*Work required:* In the material below, find all lines with the string "TOTAL" and copy them.

*Source records:*

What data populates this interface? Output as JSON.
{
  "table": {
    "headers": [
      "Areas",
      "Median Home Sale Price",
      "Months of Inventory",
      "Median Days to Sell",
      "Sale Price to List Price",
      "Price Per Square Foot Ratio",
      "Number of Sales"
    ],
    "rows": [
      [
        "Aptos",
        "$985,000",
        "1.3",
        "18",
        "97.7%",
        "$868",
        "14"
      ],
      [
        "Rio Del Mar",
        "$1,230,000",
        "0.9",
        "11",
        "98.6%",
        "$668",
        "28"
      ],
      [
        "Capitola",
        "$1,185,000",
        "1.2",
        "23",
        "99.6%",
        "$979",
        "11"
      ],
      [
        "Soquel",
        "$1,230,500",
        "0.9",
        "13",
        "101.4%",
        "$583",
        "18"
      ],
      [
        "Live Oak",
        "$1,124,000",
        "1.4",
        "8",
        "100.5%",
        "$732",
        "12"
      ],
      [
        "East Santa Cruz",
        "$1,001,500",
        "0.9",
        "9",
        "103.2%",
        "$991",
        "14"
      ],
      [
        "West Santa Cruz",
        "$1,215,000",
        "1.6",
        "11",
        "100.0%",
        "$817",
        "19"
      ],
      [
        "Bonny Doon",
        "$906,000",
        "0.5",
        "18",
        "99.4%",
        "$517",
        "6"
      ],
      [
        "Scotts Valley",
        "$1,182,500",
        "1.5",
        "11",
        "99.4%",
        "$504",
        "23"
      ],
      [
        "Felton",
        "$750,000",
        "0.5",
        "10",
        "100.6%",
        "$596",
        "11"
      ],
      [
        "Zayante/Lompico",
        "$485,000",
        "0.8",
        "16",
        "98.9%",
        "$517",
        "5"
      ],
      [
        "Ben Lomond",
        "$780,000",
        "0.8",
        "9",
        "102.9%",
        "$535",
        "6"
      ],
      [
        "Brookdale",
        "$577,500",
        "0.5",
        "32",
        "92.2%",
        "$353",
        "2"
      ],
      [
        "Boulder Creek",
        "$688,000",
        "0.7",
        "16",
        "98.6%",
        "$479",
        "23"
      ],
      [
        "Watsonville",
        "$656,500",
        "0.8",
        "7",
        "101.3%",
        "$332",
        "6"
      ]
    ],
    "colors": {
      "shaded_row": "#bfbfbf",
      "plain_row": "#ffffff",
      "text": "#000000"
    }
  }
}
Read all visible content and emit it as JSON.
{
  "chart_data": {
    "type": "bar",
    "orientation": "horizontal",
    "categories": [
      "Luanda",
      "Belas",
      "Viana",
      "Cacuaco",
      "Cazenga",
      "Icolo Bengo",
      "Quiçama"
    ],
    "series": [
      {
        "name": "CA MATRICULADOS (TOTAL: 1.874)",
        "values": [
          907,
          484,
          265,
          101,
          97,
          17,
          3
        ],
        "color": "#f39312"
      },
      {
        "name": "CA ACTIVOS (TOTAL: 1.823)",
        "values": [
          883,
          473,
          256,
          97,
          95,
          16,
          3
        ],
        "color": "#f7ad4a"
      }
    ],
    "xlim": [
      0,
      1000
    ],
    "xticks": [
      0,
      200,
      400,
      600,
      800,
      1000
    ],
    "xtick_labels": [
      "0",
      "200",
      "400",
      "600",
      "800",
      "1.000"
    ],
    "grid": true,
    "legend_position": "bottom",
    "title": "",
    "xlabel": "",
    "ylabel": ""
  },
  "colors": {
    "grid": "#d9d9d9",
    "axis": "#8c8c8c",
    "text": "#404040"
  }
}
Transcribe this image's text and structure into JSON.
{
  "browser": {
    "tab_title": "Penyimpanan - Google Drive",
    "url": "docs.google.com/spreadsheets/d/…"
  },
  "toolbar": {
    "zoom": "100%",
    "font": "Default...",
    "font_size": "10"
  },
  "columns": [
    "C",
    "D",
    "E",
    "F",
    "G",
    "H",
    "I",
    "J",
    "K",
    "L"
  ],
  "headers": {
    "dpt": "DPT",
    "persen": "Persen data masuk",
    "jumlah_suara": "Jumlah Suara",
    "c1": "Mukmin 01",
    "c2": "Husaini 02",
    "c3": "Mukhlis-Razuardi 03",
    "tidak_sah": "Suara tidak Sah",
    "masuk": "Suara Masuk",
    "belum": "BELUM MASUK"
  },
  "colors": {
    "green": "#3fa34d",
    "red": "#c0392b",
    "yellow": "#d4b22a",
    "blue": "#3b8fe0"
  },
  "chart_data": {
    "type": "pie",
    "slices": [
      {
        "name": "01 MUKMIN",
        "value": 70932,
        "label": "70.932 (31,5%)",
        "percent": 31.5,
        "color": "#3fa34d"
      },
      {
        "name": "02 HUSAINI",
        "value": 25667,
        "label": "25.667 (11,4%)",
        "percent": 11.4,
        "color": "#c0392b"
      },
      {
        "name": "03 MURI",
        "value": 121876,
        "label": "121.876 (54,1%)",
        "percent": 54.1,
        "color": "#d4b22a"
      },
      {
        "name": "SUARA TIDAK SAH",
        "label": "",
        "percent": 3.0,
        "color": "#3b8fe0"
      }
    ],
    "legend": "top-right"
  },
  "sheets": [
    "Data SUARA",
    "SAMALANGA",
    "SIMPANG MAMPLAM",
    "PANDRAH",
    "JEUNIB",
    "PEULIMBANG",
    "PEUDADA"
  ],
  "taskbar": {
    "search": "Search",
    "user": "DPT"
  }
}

*Result for this exercise:*
        "name": "CA MATRICULADOS (TOTAL: 1.874)",
        "name": "CA ACTIVOS (TOTAL: 1.823)",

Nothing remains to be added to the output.